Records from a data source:
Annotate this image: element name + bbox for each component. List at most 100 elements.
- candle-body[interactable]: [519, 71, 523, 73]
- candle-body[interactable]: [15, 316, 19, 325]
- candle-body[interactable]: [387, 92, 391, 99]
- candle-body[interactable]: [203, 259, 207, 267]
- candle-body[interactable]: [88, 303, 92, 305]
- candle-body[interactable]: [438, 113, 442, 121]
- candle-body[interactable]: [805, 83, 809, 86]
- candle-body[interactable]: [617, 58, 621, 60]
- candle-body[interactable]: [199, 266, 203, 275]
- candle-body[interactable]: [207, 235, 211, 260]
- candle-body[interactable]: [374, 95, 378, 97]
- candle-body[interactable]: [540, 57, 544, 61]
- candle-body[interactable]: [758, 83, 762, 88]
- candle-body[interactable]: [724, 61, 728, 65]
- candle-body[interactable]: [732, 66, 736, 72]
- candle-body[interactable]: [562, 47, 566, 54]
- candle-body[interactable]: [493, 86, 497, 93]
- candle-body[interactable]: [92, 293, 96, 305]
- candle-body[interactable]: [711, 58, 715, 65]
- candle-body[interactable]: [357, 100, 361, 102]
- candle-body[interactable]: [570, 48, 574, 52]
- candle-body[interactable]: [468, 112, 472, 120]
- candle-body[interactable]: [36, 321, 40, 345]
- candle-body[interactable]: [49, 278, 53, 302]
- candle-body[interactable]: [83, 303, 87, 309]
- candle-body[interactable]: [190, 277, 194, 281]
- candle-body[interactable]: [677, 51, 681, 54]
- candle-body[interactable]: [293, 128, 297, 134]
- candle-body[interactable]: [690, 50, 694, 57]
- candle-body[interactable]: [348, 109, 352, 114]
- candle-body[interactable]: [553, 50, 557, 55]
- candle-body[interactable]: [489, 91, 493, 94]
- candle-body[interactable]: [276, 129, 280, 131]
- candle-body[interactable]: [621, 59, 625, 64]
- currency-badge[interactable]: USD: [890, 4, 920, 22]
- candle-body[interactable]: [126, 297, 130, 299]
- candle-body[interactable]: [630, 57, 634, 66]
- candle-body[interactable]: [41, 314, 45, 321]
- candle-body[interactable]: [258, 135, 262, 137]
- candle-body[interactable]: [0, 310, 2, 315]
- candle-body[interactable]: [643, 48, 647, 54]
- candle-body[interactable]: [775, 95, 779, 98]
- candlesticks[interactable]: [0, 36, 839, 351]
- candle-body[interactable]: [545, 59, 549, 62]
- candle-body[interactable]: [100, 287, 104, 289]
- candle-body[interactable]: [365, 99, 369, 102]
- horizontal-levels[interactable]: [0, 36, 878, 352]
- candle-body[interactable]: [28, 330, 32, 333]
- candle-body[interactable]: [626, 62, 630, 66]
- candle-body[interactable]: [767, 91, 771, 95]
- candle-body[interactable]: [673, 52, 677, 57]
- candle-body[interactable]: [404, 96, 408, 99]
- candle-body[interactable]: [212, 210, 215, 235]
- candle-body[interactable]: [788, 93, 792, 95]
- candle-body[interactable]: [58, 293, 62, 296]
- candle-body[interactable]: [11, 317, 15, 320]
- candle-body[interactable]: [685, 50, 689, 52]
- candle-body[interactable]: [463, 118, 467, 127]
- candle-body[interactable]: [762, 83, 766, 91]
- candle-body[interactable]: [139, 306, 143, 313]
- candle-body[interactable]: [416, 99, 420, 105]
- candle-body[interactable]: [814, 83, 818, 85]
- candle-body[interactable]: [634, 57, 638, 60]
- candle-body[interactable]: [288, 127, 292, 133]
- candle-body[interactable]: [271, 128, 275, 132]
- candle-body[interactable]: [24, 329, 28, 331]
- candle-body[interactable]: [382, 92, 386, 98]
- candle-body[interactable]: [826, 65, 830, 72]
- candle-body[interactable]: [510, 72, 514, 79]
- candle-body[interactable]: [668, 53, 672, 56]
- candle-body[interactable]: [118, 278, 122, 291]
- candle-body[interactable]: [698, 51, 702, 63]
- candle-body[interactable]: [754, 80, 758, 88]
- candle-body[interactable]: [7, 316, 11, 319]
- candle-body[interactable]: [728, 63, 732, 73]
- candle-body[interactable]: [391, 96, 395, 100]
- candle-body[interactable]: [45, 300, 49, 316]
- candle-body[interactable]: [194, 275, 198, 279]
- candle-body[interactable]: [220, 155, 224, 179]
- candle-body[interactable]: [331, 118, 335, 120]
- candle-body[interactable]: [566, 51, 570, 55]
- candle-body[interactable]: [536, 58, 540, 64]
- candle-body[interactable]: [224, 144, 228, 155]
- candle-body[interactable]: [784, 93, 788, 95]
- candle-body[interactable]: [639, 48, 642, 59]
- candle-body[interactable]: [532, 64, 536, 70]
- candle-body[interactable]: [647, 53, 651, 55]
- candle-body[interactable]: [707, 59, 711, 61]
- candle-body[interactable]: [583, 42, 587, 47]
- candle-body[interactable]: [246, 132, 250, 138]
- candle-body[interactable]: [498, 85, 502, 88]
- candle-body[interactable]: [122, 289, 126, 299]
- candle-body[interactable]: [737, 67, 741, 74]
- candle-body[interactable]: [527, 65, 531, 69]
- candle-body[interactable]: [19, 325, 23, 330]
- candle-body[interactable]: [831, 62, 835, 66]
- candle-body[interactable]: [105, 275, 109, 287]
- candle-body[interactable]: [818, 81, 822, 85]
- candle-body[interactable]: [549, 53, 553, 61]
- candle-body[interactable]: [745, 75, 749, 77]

Your objective
Transcribe every line of the rows above, character for character.

Solution below
Annotate this image: element name + bbox for each component. List at most 100 elements.
- candle-body[interactable]: [519, 71, 523, 73]
- candle-body[interactable]: [15, 316, 19, 325]
- candle-body[interactable]: [387, 92, 391, 99]
- candle-body[interactable]: [203, 259, 207, 267]
- candle-body[interactable]: [88, 303, 92, 305]
- candle-body[interactable]: [438, 113, 442, 121]
- candle-body[interactable]: [805, 83, 809, 86]
- candle-body[interactable]: [617, 58, 621, 60]
- candle-body[interactable]: [199, 266, 203, 275]
- candle-body[interactable]: [207, 235, 211, 260]
- candle-body[interactable]: [374, 95, 378, 97]
- candle-body[interactable]: [540, 57, 544, 61]
- candle-body[interactable]: [758, 83, 762, 88]
- candle-body[interactable]: [724, 61, 728, 65]
- candle-body[interactable]: [732, 66, 736, 72]
- candle-body[interactable]: [562, 47, 566, 54]
- candle-body[interactable]: [493, 86, 497, 93]
- candle-body[interactable]: [92, 293, 96, 305]
- candle-body[interactable]: [711, 58, 715, 65]
- candle-body[interactable]: [357, 100, 361, 102]
- candle-body[interactable]: [570, 48, 574, 52]
- candle-body[interactable]: [468, 112, 472, 120]
- candle-body[interactable]: [36, 321, 40, 345]
- candle-body[interactable]: [49, 278, 53, 302]
- candle-body[interactable]: [83, 303, 87, 309]
- candle-body[interactable]: [190, 277, 194, 281]
- candle-body[interactable]: [677, 51, 681, 54]
- candle-body[interactable]: [293, 128, 297, 134]
- candle-body[interactable]: [690, 50, 694, 57]
- candle-body[interactable]: [348, 109, 352, 114]
- candle-body[interactable]: [553, 50, 557, 55]
- candle-body[interactable]: [489, 91, 493, 94]
- candle-body[interactable]: [276, 129, 280, 131]
- candle-body[interactable]: [621, 59, 625, 64]
- currency-badge[interactable]: USD: [890, 4, 920, 22]
- candle-body[interactable]: [126, 297, 130, 299]
- candle-body[interactable]: [630, 57, 634, 66]
- candle-body[interactable]: [41, 314, 45, 321]
- candle-body[interactable]: [258, 135, 262, 137]
- candle-body[interactable]: [0, 310, 2, 315]
- candle-body[interactable]: [643, 48, 647, 54]
- candle-body[interactable]: [775, 95, 779, 98]
- candlesticks[interactable]: [0, 36, 839, 351]
- candle-body[interactable]: [545, 59, 549, 62]
- candle-body[interactable]: [100, 287, 104, 289]
- candle-body[interactable]: [365, 99, 369, 102]
- horizontal-levels[interactable]: [0, 36, 878, 352]
- candle-body[interactable]: [28, 330, 32, 333]
- candle-body[interactable]: [626, 62, 630, 66]
- candle-body[interactable]: [767, 91, 771, 95]
- candle-body[interactable]: [673, 52, 677, 57]
- candle-body[interactable]: [404, 96, 408, 99]
- candle-body[interactable]: [212, 210, 215, 235]
- candle-body[interactable]: [788, 93, 792, 95]
- candle-body[interactable]: [58, 293, 62, 296]
- candle-body[interactable]: [11, 317, 15, 320]
- candle-body[interactable]: [685, 50, 689, 52]
- candle-body[interactable]: [463, 118, 467, 127]
- candle-body[interactable]: [762, 83, 766, 91]
- candle-body[interactable]: [139, 306, 143, 313]
- candle-body[interactable]: [416, 99, 420, 105]
- candle-body[interactable]: [814, 83, 818, 85]
- candle-body[interactable]: [634, 57, 638, 60]
- candle-body[interactable]: [288, 127, 292, 133]
- candle-body[interactable]: [271, 128, 275, 132]
- candle-body[interactable]: [24, 329, 28, 331]
- candle-body[interactable]: [382, 92, 386, 98]
- candle-body[interactable]: [826, 65, 830, 72]
- candle-body[interactable]: [510, 72, 514, 79]
- candle-body[interactable]: [668, 53, 672, 56]
- candle-body[interactable]: [118, 278, 122, 291]
- candle-body[interactable]: [698, 51, 702, 63]
- candle-body[interactable]: [754, 80, 758, 88]
- candle-body[interactable]: [7, 316, 11, 319]
- candle-body[interactable]: [728, 63, 732, 73]
- candle-body[interactable]: [391, 96, 395, 100]
- candle-body[interactable]: [45, 300, 49, 316]
- candle-body[interactable]: [194, 275, 198, 279]
- candle-body[interactable]: [220, 155, 224, 179]
- candle-body[interactable]: [331, 118, 335, 120]
- candle-body[interactable]: [566, 51, 570, 55]
- candle-body[interactable]: [536, 58, 540, 64]
- candle-body[interactable]: [224, 144, 228, 155]
- candle-body[interactable]: [784, 93, 788, 95]
- candle-body[interactable]: [639, 48, 642, 59]
- candle-body[interactable]: [532, 64, 536, 70]
- candle-body[interactable]: [647, 53, 651, 55]
- candle-body[interactable]: [707, 59, 711, 61]
- candle-body[interactable]: [583, 42, 587, 47]
- candle-body[interactable]: [246, 132, 250, 138]
- candle-body[interactable]: [498, 85, 502, 88]
- candle-body[interactable]: [122, 289, 126, 299]
- candle-body[interactable]: [737, 67, 741, 74]
- candle-body[interactable]: [527, 65, 531, 69]
- candle-body[interactable]: [19, 325, 23, 330]
- candle-body[interactable]: [831, 62, 835, 66]
- candle-body[interactable]: [105, 275, 109, 287]
- candle-body[interactable]: [818, 81, 822, 85]
- candle-body[interactable]: [549, 53, 553, 61]
- candle-body[interactable]: [745, 75, 749, 77]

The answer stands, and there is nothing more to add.